* Problem
Write out every record in full, exactly as written, please.
───── Records shown
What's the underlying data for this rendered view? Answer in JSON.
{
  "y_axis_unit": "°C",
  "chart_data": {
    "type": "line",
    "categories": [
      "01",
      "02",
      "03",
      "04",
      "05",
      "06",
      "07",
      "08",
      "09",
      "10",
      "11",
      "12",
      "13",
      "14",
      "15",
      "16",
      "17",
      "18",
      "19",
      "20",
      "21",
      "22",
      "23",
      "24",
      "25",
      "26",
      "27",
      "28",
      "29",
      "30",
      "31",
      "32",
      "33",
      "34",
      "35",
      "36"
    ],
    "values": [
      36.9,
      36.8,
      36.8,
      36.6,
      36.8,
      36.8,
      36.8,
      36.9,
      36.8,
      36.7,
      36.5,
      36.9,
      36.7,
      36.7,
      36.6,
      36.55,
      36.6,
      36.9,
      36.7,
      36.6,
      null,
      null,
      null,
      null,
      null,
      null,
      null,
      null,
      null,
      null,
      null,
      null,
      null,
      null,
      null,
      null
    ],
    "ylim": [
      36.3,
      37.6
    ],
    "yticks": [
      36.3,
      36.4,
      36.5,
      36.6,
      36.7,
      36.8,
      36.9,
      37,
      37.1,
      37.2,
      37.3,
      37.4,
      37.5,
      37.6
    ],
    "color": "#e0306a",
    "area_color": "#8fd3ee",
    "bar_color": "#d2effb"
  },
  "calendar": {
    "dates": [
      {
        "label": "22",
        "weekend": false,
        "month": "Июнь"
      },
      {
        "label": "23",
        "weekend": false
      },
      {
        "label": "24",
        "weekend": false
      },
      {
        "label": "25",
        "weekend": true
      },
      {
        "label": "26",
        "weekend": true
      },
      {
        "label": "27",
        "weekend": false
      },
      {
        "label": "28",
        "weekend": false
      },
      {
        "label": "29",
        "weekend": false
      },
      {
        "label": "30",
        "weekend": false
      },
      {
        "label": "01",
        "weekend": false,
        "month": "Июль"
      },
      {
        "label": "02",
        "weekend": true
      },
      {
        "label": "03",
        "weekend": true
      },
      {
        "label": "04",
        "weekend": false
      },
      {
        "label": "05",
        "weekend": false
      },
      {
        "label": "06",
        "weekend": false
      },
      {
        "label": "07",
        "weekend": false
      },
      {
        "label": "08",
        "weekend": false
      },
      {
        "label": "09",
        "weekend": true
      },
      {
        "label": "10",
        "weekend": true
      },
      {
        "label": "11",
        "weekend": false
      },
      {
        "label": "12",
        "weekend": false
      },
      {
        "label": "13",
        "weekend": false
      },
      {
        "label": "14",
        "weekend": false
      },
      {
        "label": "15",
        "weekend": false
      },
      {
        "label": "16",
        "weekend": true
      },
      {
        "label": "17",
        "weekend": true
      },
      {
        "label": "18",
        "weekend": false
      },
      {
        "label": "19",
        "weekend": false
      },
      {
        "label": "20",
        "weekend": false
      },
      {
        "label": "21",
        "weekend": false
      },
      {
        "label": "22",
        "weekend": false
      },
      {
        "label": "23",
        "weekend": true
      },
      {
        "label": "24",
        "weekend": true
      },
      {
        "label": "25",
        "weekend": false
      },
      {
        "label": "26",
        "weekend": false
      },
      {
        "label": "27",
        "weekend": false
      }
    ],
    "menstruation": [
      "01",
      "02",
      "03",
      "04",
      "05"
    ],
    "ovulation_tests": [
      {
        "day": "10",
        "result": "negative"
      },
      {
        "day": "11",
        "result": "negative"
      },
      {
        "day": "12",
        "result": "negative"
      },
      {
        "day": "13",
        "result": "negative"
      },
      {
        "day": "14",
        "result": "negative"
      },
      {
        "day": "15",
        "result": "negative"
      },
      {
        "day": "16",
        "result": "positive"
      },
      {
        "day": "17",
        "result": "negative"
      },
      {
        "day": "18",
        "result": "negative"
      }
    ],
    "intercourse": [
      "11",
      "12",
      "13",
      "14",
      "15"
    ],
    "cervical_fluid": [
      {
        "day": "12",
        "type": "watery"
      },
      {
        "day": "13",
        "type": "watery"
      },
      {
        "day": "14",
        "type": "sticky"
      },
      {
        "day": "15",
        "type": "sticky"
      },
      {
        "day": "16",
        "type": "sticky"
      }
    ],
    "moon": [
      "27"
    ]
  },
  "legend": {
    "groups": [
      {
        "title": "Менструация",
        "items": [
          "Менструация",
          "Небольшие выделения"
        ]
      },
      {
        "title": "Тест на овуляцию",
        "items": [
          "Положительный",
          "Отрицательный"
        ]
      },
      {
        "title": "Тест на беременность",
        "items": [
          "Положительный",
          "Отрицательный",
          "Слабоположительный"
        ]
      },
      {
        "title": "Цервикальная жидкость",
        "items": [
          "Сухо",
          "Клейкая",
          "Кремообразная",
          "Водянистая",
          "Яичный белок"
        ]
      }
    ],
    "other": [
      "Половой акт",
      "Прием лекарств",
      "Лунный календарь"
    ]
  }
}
──────────
* Answer to the task
What's the underlying data for this rendered view? Answer in JSON.
{
  "y_axis_unit": "°C",
  "chart_data": {
    "type": "line",
    "categories": [
      "01",
      "02",
      "03",
      "04",
      "05",
      "06",
      "07",
      "08",
      "09",
      "10",
      "11",
      "12",
      "13",
      "14",
      "15",
      "16",
      "17",
      "18",
      "19",
      "20",
      "21",
      "22",
      "23",
      "24",
      "25",
      "26",
      "27",
      "28",
      "29",
      "30",
      "31",
      "32",
      "33",
      "34",
      "35",
      "36"
    ],
    "values": [
      36.9,
      36.8,
      36.8,
      36.6,
      36.8,
      36.8,
      36.8,
      36.9,
      36.8,
      36.7,
      36.5,
      36.9,
      36.7,
      36.7,
      36.6,
      36.55,
      36.6,
      36.9,
      36.7,
      36.6,
      null,
      null,
      null,
      null,
      null,
      null,
      null,
      null,
      null,
      null,
      null,
      null,
      null,
      null,
      null,
      null
    ],
    "ylim": [
      36.3,
      37.6
    ],
    "yticks": [
      36.3,
      36.4,
      36.5,
      36.6,
      36.7,
      36.8,
      36.9,
      37,
      37.1,
      37.2,
      37.3,
      37.4,
      37.5,
      37.6
    ],
    "color": "#e0306a",
    "area_color": "#8fd3ee",
    "bar_color": "#d2effb"
  },
  "calendar": {
    "dates": [
      {
        "label": "22",
        "weekend": false,
        "month": "Июнь"
      },
      {
        "label": "23",
        "weekend": false
      },
      {
        "label": "24",
        "weekend": false
      },
      {
        "label": "25",
        "weekend": true
      },
      {
        "label": "26",
        "weekend": true
      },
      {
        "label": "27",
        "weekend": false
      },
      {
        "label": "28",
        "weekend": false
      },
      {
        "label": "29",
        "weekend": false
      },
      {
        "label": "30",
        "weekend": false
      },
      {
        "label": "01",
        "weekend": false,
        "month": "Июль"
      },
      {
        "label": "02",
        "weekend": true
      },
      {
        "label": "03",
        "weekend": true
      },
      {
        "label": "04",
        "weekend": false
      },
      {
        "label": "05",
        "weekend": false
      },
      {
        "label": "06",
        "weekend": false
      },
      {
        "label": "07",
        "weekend": false
      },
      {
        "label": "08",
        "weekend": false
      },
      {
        "label": "09",
        "weekend": true
      },
      {
        "label": "10",
        "weekend": true
      },
      {
        "label": "11",
        "weekend": false
      },
      {
        "label": "12",
        "weekend": false
      },
      {
        "label": "13",
        "weekend": false
      },
      {
        "label": "14",
        "weekend": false
      },
      {
        "label": "15",
        "weekend": false
      },
      {
        "label": "16",
        "weekend": true
      },
      {
        "label": "17",
        "weekend": true
      },
      {
        "label": "18",
        "weekend": false
      },
      {
        "label": "19",
        "weekend": false
      },
      {
        "label": "20",
        "weekend": false
      },
      {
        "label": "21",
        "weekend": false
      },
      {
        "label": "22",
        "weekend": false
      },
      {
        "label": "23",
        "weekend": true
      },
      {
        "label": "24",
        "weekend": true
      },
      {
        "label": "25",
        "weekend": false
      },
      {
        "label": "26",
        "weekend": false
      },
      {
        "label": "27",
        "weekend": false
      }
    ],
    "menstruation": [
      "01",
      "02",
      "03",
      "04",
      "05"
    ],
    "ovulation_tests": [
      {
        "day": "10",
        "result": "negative"
      },
      {
        "day": "11",
        "result": "negative"
      },
      {
        "day": "12",
        "result": "negative"
      },
      {
        "day": "13",
        "result": "negative"
      },
      {
        "day": "14",
        "result": "negative"
      },
      {
        "day": "15",
        "result": "negative"
      },
      {
        "day": "16",
        "result": "positive"
      },
      {
        "day": "17",
        "result": "negative"
      },
      {
        "day": "18",
        "result": "negative"
      }
    ],
    "intercourse": [
      "11",
      "12",
      "13",
      "14",
      "15"
    ],
    "cervical_fluid": [
      {
        "day": "12",
        "type": "watery"
      },
      {
        "day": "13",
        "type": "watery"
      },
      {
        "day": "14",
        "type": "sticky"
      },
      {
        "day": "15",
        "type": "sticky"
      },
      {
        "day": "16",
        "type": "sticky"
      }
    ],
    "moon": [
      "27"
    ]
  },
  "legend": {
    "groups": [
      {
        "title": "Менструация",
        "items": [
          "Менструация",
          "Небольшие выделения"
        ]
      },
      {
        "title": "Тест на овуляцию",
        "items": [
          "Положительный",
          "Отрицательный"
        ]
      },
      {
        "title": "Тест на беременность",
        "items": [
          "Положительный",
          "Отрицательный",
          "Слабоположительный"
        ]
      },
      {
        "title": "Цервикальная жидкость",
        "items": [
          "Сухо",
          "Клейкая",
          "Кремообразная",
          "Водянистая",
          "Яичный белок"
        ]
      }
    ],
    "other": [
      "Половой акт",
      "Прием лекарств",
      "Лунный календарь"
    ]
  }
}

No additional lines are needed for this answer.